> **WRITTEN PROBLEM**: Every entry needs to be printed exactly, please.

> **SUPPLIED RECORDS**:
+++
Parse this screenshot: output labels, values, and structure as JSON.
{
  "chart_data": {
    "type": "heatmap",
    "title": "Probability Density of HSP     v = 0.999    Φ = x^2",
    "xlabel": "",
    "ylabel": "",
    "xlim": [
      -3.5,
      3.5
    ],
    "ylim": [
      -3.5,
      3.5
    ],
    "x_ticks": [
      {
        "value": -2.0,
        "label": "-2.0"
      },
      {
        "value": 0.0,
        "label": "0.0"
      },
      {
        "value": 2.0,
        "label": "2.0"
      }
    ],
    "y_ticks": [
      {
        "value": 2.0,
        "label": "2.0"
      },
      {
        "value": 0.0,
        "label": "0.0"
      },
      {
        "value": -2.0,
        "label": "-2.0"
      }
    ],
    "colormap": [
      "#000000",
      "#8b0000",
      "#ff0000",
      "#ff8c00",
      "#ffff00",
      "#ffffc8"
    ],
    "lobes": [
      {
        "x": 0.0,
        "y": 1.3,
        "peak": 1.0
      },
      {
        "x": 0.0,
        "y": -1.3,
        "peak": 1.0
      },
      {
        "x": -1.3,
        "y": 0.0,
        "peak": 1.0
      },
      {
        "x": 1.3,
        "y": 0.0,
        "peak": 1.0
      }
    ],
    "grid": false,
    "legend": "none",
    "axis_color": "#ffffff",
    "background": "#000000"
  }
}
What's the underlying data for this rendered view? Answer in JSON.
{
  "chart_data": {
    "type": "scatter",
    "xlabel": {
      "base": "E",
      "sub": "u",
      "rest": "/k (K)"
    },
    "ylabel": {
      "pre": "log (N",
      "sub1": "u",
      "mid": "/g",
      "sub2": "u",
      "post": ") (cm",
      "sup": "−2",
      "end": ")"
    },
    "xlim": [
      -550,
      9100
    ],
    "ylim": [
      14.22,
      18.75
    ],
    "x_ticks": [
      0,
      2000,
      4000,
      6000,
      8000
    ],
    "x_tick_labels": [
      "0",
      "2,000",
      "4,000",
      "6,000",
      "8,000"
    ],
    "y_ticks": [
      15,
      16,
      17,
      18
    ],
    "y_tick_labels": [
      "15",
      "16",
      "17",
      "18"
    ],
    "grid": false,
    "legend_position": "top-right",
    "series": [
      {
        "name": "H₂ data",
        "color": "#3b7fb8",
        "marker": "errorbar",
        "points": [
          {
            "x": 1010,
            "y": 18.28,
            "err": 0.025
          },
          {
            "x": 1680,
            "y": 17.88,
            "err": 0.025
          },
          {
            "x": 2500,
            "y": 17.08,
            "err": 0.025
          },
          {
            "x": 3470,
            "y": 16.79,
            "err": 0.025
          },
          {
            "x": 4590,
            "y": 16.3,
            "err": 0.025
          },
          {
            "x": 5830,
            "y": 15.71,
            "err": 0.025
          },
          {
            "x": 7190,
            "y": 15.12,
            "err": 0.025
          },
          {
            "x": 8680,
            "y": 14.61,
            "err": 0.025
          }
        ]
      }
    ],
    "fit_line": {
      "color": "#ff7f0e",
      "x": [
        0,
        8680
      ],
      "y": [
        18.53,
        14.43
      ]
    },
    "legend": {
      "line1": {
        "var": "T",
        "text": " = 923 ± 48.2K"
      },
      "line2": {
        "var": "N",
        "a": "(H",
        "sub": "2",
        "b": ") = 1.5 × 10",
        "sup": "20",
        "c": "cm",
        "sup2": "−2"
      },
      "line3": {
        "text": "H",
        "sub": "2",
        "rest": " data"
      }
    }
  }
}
+++
> **SOLUTION BELOW**:
Parse this screenshot: output labels, values, and structure as JSON.
{
  "chart_data": {
    "type": "heatmap",
    "title": "Probability Density of HSP     v = 0.999    Φ = x^2",
    "xlabel": "",
    "ylabel": "",
    "xlim": [
      -3.5,
      3.5
    ],
    "ylim": [
      -3.5,
      3.5
    ],
    "x_ticks": [
      {
        "value": -2.0,
        "label": "-2.0"
      },
      {
        "value": 0.0,
        "label": "0.0"
      },
      {
        "value": 2.0,
        "label": "2.0"
      }
    ],
    "y_ticks": [
      {
        "value": 2.0,
        "label": "2.0"
      },
      {
        "value": 0.0,
        "label": "0.0"
      },
      {
        "value": -2.0,
        "label": "-2.0"
      }
    ],
    "colormap": [
      "#000000",
      "#8b0000",
      "#ff0000",
      "#ff8c00",
      "#ffff00",
      "#ffffc8"
    ],
    "lobes": [
      {
        "x": 0.0,
        "y": 1.3,
        "peak": 1.0
      },
      {
        "x": 0.0,
        "y": -1.3,
        "peak": 1.0
      },
      {
        "x": -1.3,
        "y": 0.0,
        "peak": 1.0
      },
      {
        "x": 1.3,
        "y": 0.0,
        "peak": 1.0
      }
    ],
    "grid": false,
    "legend": "none",
    "axis_color": "#ffffff",
    "background": "#000000"
  }
}
What's the underlying data for this rendered view? Answer in JSON.
{
  "chart_data": {
    "type": "scatter",
    "xlabel": {
      "base": "E",
      "sub": "u",
      "rest": "/k (K)"
    },
    "ylabel": {
      "pre": "log (N",
      "sub1": "u",
      "mid": "/g",
      "sub2": "u",
      "post": ") (cm",
      "sup": "−2",
      "end": ")"
    },
    "xlim": [
      -550,
      9100
    ],
    "ylim": [
      14.22,
      18.75
    ],
    "x_ticks": [
      0,
      2000,
      4000,
      6000,
      8000
    ],
    "x_tick_labels": [
      "0",
      "2,000",
      "4,000",
      "6,000",
      "8,000"
    ],
    "y_ticks": [
      15,
      16,
      17,
      18
    ],
    "y_tick_labels": [
      "15",
      "16",
      "17",
      "18"
    ],
    "grid": false,
    "legend_position": "top-right",
    "series": [
      {
        "name": "H₂ data",
        "color": "#3b7fb8",
        "marker": "errorbar",
        "points": [
          {
            "x": 1010,
            "y": 18.28,
            "err": 0.025
          },
          {
            "x": 1680,
            "y": 17.88,
            "err": 0.025
          },
          {
            "x": 2500,
            "y": 17.08,
            "err": 0.025
          },
          {
            "x": 3470,
            "y": 16.79,
            "err": 0.025
          },
          {
            "x": 4590,
            "y": 16.3,
            "err": 0.025
          },
          {
            "x": 5830,
            "y": 15.71,
            "err": 0.025
          },
          {
            "x": 7190,
            "y": 15.12,
            "err": 0.025
          },
          {
            "x": 8680,
            "y": 14.61,
            "err": 0.025
          }
        ]
      }
    ],
    "fit_line": {
      "color": "#ff7f0e",
      "x": [
        0,
        8680
      ],
      "y": [
        18.53,
        14.43
      ]
    },
    "legend": {
      "line1": {
        "var": "T",
        "text": " = 923 ± 48.2K"
      },
      "line2": {
        "var": "N",
        "a": "(H",
        "sub": "2",
        "b": ") = 1.5 × 10",
        "sup": "20",
        "c": "cm",
        "sup2": "−2"
      },
      "line3": {
        "text": "H",
        "sub": "2",
        "rest": " data"
      }
    }
  }
}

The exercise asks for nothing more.